Enunciado —
En el texto sobre cultura y racismo, ¿qué pierde de vista el primer enfoque sobre la ideología?

Recordemos que símbolo es significación, y la cultura, que opera con símbolos,
es la materia de las significaciones y los significados. Es por tanto semiótica
y da sentidos y significados que se han de interpretar. Al hablar de cultura
estamos hablando así de estructuras de significación.
El
racismo, entendido a partir del color de la piel —su símbolo somático— no merecería un análisis, ni es para mí
esencial, si no fuera porque encubre el racismo hacia aquellas significaciones
más profundas, y por tanto bien estructuradas, que organizan los sentidos de
las otras experiencias dentro de la cultura cubana.
Semejante
conjunto de significaciones estructuradas conforma y se conforma desde una
visión antropológica de todos conocida, y no del todo superada, que nos habla
de procesos de pensamiento primarios y secundarios, y que lleva a la distinción
entre estructuras de cultura y modos de pensamiento. De conformidad con esta
visión eurocéntrica, los grupos humanos
sin los recursos culturales de la ciencia (entiéndase el marxismo) son juzgados
ipso facto como carentes de la verdadera capacidad de comprensión a la que
sirven los procesos de pensamiento secundarios. De ahí al concepto de los “modos
superiores” de pensamiento, de los que se deriva precisamente el marxismo-leninismo,
hay la férrea consecución lógica que aporta cualquier silogismo.
Esta
perfecta institucionalización político-cultural del racismo no ha sido bien
percibida, según entiendo, debido al enfoque exclusivamente político con el que
se suele mirar el fenómeno ideológico y a la percepción progresista que se
tiene sobre determinadas ideologías.
A
primera vista estos parecen ser los enfoques más pertinentes. Es cierto que la
ideología es una reacción estructurada a las tensiones sociales igualmente
estructuradas en cualquier sociedad. Pero lo que el primer enfoque pierde de
vista es que las ideologías también suministran una salida simbólica a estas
tensiones. Esto es, se convierten en una
clase especial de sistemas de símbolos orientados a la integración evaluativa
de la colectividad. Por lo que pugnan
por ocupar el mismo espacio que vienen ocupando, antes ocupaban o están en vías
de perder otros sistemas de símbolos construidos culturalmente.

Extractos de filas —
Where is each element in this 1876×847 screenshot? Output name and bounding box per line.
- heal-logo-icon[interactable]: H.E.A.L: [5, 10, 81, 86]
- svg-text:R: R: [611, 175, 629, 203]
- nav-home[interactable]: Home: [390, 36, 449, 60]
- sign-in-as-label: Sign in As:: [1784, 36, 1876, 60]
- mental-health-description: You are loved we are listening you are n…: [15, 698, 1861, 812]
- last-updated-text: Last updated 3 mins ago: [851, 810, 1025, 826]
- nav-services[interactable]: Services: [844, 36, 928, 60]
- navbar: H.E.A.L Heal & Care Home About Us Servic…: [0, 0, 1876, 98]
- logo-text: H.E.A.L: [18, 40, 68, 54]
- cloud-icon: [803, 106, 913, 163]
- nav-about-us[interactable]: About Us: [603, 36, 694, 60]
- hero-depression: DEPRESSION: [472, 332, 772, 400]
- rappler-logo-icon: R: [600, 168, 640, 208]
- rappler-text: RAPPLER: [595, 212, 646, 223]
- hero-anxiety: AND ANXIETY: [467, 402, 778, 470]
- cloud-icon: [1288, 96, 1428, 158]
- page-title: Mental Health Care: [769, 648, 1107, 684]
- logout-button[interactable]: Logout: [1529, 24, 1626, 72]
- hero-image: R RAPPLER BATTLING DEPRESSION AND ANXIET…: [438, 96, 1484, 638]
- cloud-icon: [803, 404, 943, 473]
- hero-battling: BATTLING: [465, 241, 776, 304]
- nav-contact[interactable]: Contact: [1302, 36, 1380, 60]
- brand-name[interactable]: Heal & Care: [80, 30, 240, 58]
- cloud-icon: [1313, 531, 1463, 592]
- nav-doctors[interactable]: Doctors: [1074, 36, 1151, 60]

Respuesta —
Que las ideologías también suministran una salida simbólica a las tensiones sociales.